*Challenge*:
Copy the lines below verbatim, from the first line of the material up to and including the line containing "volume-bar — [224, 63, 241, 67]".

-- Begin Data for this exercise --

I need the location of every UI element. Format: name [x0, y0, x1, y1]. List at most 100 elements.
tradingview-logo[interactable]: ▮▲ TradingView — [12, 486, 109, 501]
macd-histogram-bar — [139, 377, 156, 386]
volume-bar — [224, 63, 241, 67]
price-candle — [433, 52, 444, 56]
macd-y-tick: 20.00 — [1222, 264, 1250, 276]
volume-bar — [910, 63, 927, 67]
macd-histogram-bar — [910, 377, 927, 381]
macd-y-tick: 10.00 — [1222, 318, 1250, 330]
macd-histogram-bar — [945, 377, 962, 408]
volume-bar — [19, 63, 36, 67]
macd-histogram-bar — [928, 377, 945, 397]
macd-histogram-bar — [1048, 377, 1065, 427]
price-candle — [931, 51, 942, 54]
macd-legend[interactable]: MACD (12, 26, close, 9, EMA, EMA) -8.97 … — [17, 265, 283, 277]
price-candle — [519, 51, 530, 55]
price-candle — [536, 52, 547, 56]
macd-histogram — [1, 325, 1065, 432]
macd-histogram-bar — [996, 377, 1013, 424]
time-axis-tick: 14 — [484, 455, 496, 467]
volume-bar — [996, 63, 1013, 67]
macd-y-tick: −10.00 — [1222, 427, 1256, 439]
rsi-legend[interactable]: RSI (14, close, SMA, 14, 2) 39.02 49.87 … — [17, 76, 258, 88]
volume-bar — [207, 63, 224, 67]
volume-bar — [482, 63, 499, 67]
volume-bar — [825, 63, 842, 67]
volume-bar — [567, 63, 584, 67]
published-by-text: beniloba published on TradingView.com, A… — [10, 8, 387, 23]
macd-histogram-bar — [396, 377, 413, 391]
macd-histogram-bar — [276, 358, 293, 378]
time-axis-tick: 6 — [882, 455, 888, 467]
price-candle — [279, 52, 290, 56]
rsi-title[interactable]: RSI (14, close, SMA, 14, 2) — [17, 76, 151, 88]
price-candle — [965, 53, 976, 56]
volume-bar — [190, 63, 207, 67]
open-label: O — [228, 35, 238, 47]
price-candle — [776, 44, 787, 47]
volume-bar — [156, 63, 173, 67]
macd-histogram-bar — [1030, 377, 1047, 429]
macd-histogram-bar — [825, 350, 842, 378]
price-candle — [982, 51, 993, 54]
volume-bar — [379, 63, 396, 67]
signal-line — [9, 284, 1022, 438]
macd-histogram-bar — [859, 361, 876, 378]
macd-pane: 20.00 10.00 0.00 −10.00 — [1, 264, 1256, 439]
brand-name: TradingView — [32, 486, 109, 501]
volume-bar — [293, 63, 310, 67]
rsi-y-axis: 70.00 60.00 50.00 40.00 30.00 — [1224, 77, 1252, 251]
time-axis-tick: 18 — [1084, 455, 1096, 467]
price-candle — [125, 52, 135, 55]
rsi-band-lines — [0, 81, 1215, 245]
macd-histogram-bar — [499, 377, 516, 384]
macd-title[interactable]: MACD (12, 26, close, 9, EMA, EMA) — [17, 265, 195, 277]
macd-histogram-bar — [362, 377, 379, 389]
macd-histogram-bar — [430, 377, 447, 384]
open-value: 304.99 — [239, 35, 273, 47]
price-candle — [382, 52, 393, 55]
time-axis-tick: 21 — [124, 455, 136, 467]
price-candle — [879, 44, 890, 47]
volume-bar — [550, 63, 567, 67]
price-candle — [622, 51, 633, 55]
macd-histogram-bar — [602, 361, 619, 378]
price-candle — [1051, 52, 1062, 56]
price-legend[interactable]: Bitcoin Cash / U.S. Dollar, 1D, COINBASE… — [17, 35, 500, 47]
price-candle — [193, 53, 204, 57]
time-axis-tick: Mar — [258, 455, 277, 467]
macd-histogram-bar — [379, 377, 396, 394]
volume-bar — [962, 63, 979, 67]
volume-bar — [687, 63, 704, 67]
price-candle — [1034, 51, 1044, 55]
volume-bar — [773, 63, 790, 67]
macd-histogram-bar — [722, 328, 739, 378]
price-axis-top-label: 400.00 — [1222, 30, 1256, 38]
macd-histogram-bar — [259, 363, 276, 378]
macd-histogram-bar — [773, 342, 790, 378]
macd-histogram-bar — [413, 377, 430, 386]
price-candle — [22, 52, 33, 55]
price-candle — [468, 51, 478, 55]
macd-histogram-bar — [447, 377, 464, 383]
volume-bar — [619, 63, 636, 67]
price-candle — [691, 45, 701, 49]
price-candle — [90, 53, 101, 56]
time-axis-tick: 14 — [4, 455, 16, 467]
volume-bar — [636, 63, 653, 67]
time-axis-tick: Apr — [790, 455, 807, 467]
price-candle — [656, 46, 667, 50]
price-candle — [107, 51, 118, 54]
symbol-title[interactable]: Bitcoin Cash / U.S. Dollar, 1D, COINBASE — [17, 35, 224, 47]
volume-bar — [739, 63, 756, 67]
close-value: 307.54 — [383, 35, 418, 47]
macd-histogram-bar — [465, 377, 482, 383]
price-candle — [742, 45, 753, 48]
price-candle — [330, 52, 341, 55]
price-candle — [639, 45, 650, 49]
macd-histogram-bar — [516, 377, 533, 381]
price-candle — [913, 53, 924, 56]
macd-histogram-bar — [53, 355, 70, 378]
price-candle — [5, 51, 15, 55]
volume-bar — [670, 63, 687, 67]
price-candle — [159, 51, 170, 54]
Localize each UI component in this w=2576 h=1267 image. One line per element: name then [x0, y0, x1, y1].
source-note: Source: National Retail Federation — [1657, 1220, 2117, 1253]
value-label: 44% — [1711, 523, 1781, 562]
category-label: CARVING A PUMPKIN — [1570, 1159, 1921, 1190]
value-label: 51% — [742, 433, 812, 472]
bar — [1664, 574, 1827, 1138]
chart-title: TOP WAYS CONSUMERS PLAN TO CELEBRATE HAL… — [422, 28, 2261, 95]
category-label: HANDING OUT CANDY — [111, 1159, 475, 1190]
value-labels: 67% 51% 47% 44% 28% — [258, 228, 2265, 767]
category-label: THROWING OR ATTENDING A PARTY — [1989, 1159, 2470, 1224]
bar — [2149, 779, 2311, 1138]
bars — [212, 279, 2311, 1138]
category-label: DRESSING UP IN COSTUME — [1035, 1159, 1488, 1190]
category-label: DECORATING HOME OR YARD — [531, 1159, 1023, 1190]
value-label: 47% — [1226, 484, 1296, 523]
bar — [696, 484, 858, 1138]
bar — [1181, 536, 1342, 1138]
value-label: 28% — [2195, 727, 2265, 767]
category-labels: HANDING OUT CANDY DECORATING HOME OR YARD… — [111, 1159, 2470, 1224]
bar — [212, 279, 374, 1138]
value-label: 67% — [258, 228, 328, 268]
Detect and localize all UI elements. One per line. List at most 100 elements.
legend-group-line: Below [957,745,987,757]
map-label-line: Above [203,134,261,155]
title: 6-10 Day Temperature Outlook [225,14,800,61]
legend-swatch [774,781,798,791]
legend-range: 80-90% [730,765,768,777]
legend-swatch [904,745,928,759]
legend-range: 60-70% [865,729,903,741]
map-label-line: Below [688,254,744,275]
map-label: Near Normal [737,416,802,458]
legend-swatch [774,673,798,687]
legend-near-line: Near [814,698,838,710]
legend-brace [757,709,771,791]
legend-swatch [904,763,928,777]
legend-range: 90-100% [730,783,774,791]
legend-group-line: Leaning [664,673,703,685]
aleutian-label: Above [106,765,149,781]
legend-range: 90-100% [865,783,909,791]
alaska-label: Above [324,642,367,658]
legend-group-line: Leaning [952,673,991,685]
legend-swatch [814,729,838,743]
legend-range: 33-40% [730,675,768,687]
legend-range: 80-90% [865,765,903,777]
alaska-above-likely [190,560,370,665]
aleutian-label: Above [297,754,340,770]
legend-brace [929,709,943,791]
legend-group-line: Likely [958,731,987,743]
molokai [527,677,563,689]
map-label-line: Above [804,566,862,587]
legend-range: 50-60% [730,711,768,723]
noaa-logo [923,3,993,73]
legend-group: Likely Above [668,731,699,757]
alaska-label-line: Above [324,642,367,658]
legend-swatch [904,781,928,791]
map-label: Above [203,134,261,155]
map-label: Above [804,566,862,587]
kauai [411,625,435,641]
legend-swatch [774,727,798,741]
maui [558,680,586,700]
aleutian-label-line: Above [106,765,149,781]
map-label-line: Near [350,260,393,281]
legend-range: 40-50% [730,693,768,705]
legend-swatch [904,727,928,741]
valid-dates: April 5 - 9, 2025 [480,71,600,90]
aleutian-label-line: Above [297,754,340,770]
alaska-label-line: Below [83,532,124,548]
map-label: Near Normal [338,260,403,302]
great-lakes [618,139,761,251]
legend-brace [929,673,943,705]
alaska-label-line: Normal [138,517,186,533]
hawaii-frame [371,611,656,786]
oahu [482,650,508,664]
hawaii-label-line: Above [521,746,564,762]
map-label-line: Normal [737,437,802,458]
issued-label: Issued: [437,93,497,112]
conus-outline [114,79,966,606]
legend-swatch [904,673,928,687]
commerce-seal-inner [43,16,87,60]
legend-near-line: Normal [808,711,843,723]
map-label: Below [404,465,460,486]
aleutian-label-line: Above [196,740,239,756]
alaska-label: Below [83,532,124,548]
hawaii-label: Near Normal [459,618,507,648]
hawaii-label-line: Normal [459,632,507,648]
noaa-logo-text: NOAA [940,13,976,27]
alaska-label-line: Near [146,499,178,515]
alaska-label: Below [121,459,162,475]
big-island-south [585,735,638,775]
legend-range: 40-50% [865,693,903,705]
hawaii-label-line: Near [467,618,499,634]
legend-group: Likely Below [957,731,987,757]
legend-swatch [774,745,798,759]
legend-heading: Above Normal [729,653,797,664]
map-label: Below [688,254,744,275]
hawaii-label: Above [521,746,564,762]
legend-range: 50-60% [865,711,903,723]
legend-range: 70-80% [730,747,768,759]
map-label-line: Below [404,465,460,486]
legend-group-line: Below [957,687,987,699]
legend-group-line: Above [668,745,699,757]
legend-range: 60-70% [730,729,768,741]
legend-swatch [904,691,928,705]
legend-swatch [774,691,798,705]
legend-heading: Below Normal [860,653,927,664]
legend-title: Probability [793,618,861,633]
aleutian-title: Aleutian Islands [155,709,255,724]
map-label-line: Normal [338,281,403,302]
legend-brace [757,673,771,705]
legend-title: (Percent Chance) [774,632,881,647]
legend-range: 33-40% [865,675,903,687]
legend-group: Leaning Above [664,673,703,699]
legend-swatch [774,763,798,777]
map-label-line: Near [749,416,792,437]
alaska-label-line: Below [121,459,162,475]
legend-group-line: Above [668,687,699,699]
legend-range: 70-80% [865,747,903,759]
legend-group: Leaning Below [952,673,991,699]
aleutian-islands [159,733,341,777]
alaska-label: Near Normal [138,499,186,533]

-- End Data for this exercise --

*Task answer*:
I need the location of every UI element. Format: name [x0, y0, x1, y1]. List at most 100 elements.
tradingview-logo[interactable]: ▮▲ TradingView — [12, 486, 109, 501]
macd-histogram-bar — [139, 377, 156, 386]
volume-bar — [224, 63, 241, 67]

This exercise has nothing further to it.